- [Short task]: Could you print every record below exactly as it appears?

━━━ Provided records

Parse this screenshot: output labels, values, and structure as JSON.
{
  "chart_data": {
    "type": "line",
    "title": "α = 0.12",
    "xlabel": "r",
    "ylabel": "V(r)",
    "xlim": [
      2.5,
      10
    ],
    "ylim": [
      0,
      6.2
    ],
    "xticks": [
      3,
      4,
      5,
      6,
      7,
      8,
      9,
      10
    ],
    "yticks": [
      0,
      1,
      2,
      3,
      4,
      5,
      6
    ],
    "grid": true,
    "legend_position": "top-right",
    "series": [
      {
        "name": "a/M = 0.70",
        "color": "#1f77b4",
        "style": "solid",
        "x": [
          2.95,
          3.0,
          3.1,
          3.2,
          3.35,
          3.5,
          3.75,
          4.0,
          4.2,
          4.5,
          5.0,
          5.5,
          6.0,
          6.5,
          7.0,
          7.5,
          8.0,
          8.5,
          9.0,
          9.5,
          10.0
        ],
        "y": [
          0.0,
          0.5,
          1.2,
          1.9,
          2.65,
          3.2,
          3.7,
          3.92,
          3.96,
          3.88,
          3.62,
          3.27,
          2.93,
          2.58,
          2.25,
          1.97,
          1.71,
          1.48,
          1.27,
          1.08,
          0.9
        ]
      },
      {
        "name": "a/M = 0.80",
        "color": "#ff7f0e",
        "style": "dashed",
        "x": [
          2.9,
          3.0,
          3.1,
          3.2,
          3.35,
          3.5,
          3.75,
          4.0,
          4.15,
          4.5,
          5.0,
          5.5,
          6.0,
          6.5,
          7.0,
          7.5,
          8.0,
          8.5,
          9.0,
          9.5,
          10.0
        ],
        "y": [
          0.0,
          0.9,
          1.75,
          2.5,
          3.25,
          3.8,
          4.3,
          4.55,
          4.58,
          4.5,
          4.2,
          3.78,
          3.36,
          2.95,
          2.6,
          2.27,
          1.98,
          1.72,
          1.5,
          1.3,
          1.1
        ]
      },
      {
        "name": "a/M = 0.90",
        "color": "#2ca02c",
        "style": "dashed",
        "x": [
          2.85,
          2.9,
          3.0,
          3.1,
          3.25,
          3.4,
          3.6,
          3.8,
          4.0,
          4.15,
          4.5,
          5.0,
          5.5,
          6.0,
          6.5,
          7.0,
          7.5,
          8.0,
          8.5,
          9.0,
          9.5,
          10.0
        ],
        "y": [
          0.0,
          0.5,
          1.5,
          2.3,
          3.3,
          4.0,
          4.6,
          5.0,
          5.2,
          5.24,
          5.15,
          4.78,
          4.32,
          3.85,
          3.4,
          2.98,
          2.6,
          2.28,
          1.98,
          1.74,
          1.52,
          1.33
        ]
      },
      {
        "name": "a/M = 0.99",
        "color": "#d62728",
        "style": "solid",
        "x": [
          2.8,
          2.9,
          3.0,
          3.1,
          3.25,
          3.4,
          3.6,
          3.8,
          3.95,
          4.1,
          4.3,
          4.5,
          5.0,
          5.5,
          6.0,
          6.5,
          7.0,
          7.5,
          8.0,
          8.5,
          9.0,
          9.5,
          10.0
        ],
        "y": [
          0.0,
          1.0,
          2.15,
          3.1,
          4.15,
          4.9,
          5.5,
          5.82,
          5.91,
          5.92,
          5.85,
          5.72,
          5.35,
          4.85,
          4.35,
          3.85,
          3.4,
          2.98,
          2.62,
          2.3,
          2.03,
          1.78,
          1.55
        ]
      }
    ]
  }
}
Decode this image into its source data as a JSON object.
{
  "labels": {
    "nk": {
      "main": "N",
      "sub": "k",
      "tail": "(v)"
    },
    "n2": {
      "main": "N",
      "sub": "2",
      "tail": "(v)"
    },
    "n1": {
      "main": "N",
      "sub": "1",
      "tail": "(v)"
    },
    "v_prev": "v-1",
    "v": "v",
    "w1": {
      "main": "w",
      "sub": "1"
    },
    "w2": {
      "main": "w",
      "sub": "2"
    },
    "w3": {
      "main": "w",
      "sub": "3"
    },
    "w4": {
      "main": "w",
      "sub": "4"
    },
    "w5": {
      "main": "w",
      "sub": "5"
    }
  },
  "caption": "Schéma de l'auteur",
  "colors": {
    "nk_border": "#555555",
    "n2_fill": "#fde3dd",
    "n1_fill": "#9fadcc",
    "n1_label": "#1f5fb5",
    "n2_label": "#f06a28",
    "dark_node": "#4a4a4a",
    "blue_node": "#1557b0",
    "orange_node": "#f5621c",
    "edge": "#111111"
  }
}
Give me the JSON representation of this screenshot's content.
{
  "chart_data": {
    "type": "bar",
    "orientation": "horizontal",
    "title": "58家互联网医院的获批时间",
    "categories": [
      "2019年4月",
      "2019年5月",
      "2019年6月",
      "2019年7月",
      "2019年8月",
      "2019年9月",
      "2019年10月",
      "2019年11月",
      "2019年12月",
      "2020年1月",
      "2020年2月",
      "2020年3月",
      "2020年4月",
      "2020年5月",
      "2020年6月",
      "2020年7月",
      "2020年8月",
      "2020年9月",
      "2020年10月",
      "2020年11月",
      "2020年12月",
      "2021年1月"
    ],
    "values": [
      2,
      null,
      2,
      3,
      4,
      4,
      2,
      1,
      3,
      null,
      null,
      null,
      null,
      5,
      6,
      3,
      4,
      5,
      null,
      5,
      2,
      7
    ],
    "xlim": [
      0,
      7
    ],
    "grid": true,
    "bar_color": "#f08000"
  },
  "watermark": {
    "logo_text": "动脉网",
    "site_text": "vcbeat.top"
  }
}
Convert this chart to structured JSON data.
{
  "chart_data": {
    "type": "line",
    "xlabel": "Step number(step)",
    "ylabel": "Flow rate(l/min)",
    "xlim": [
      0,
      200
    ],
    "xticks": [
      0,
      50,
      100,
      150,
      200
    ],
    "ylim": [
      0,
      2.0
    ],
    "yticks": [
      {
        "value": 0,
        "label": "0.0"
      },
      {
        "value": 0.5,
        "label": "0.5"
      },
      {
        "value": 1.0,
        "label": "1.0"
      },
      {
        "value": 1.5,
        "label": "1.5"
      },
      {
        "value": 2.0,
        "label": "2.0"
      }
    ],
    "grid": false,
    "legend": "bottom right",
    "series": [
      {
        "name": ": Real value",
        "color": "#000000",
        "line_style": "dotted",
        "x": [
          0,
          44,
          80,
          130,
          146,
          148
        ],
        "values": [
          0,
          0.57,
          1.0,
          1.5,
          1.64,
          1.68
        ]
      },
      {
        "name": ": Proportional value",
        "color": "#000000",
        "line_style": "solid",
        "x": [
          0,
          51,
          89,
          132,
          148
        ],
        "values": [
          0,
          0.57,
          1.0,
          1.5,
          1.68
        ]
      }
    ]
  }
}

━━━━━━

- [The response]:
Parse this screenshot: output labels, values, and structure as JSON.
{
  "chart_data": {
    "type": "line",
    "title": "α = 0.12",
    "xlabel": "r",
    "ylabel": "V(r)",
    "xlim": [
      2.5,
      10
    ],
    "ylim": [
      0,
      6.2
    ],
    "xticks": [
      3,
      4,
      5,
      6,
      7,
      8,
      9,
      10
    ],
    "yticks": [
      0,
      1,
      2,
      3,
      4,
      5,
      6
    ],
    "grid": true,
    "legend_position": "top-right",
    "series": [
      {
        "name": "a/M = 0.70",
        "color": "#1f77b4",
        "style": "solid",
        "x": [
          2.95,
          3.0,
          3.1,
          3.2,
          3.35,
          3.5,
          3.75,
          4.0,
          4.2,
          4.5,
          5.0,
          5.5,
          6.0,
          6.5,
          7.0,
          7.5,
          8.0,
          8.5,
          9.0,
          9.5,
          10.0
        ],
        "y": [
          0.0,
          0.5,
          1.2,
          1.9,
          2.65,
          3.2,
          3.7,
          3.92,
          3.96,
          3.88,
          3.62,
          3.27,
          2.93,
          2.58,
          2.25,
          1.97,
          1.71,
          1.48,
          1.27,
          1.08,
          0.9
        ]
      },
      {
        "name": "a/M = 0.80",
        "color": "#ff7f0e",
        "style": "dashed",
        "x": [
          2.9,
          3.0,
          3.1,
          3.2,
          3.35,
          3.5,
          3.75,
          4.0,
          4.15,
          4.5,
          5.0,
          5.5,
          6.0,
          6.5,
          7.0,
          7.5,
          8.0,
          8.5,
          9.0,
          9.5,
          10.0
        ],
        "y": [
          0.0,
          0.9,
          1.75,
          2.5,
          3.25,
          3.8,
          4.3,
          4.55,
          4.58,
          4.5,
          4.2,
          3.78,
          3.36,
          2.95,
          2.6,
          2.27,
          1.98,
          1.72,
          1.5,
          1.3,
          1.1
        ]
      },
      {
        "name": "a/M = 0.90",
        "color": "#2ca02c",
        "style": "dashed",
        "x": [
          2.85,
          2.9,
          3.0,
          3.1,
          3.25,
          3.4,
          3.6,
          3.8,
          4.0,
          4.15,
          4.5,
          5.0,
          5.5,
          6.0,
          6.5,
          7.0,
          7.5,
          8.0,
          8.5,
          9.0,
          9.5,
          10.0
        ],
        "y": [
          0.0,
          0.5,
          1.5,
          2.3,
          3.3,
          4.0,
          4.6,
          5.0,
          5.2,
          5.24,
          5.15,
          4.78,
          4.32,
          3.85,
          3.4,
          2.98,
          2.6,
          2.28,
          1.98,
          1.74,
          1.52,
          1.33
        ]
      },
      {
        "name": "a/M = 0.99",
        "color": "#d62728",
        "style": "solid",
        "x": [
          2.8,
          2.9,
          3.0,
          3.1,
          3.25,
          3.4,
          3.6,
          3.8,
          3.95,
          4.1,
          4.3,
          4.5,
          5.0,
          5.5,
          6.0,
          6.5,
          7.0,
          7.5,
          8.0,
          8.5,
          9.0,
          9.5,
          10.0
        ],
        "y": [
          0.0,
          1.0,
          2.15,
          3.1,
          4.15,
          4.9,
          5.5,
          5.82,
          5.91,
          5.92,
          5.85,
          5.72,
          5.35,
          4.85,
          4.35,
          3.85,
          3.4,
          2.98,
          2.62,
          2.3,
          2.03,
          1.78,
          1.55
        ]
      }
    ]
  }
}
Decode this image into its source data as a JSON object.
{
  "labels": {
    "nk": {
      "main": "N",
      "sub": "k",
      "tail": "(v)"
    },
    "n2": {
      "main": "N",
      "sub": "2",
      "tail": "(v)"
    },
    "n1": {
      "main": "N",
      "sub": "1",
      "tail": "(v)"
    },
    "v_prev": "v-1",
    "v": "v",
    "w1": {
      "main": "w",
      "sub": "1"
    },
    "w2": {
      "main": "w",
      "sub": "2"
    },
    "w3": {
      "main": "w",
      "sub": "3"
    },
    "w4": {
      "main": "w",
      "sub": "4"
    },
    "w5": {
      "main": "w",
      "sub": "5"
    }
  },
  "caption": "Schéma de l'auteur",
  "colors": {
    "nk_border": "#555555",
    "n2_fill": "#fde3dd",
    "n1_fill": "#9fadcc",
    "n1_label": "#1f5fb5",
    "n2_label": "#f06a28",
    "dark_node": "#4a4a4a",
    "blue_node": "#1557b0",
    "orange_node": "#f5621c",
    "edge": "#111111"
  }
}
Give me the JSON representation of this screenshot's content.
{
  "chart_data": {
    "type": "bar",
    "orientation": "horizontal",
    "title": "58家互联网医院的获批时间",
    "categories": [
      "2019年4月",
      "2019年5月",
      "2019年6月",
      "2019年7月",
      "2019年8月",
      "2019年9月",
      "2019年10月",
      "2019年11月",
      "2019年12月",
      "2020年1月",
      "2020年2月",
      "2020年3月",
      "2020年4月",
      "2020年5月",
      "2020年6月",
      "2020年7月",
      "2020年8月",
      "2020年9月",
      "2020年10月",
      "2020年11月",
      "2020年12月",
      "2021年1月"
    ],
    "values": [
      2,
      null,
      2,
      3,
      4,
      4,
      2,
      1,
      3,
      null,
      null,
      null,
      null,
      5,
      6,
      3,
      4,
      5,
      null,
      5,
      2,
      7
    ],
    "xlim": [
      0,
      7
    ],
    "grid": true,
    "bar_color": "#f08000"
  },
  "watermark": {
    "logo_text": "动脉网",
    "site_text": "vcbeat.top"
  }
}
Convert this chart to structured JSON data.
{
  "chart_data": {
    "type": "line",
    "xlabel": "Step number(step)",
    "ylabel": "Flow rate(l/min)",
    "xlim": [
      0,
      200
    ],
    "xticks": [
      0,
      50,
      100,
      150,
      200
    ],
    "ylim": [
      0,
      2.0
    ],
    "yticks": [
      {
        "value": 0,
        "label": "0.0"
      },
      {
        "value": 0.5,
        "label": "0.5"
      },
      {
        "value": 1.0,
        "label": "1.0"
      },
      {
        "value": 1.5,
        "label": "1.5"
      },
      {
        "value": 2.0,
        "label": "2.0"
      }
    ],
    "grid": false,
    "legend": "bottom right",
    "series": [
      {
        "name": ": Real value",
        "color": "#000000",
        "line_style": "dotted",
        "x": [
          0,
          44,
          80,
          130,
          146,
          148
        ],
        "values": [
          0,
          0.57,
          1.0,
          1.5,
          1.64,
          1.68
        ]
      },
      {
        "name": ": Proportional value",
        "color": "#000000",
        "line_style": "solid",
        "x": [
          0,
          51,
          89,
          132,
          148
        ],
        "values": [
          0,
          0.57,
          1.0,
          1.5,
          1.68
        ]
      }
    ]
  }
}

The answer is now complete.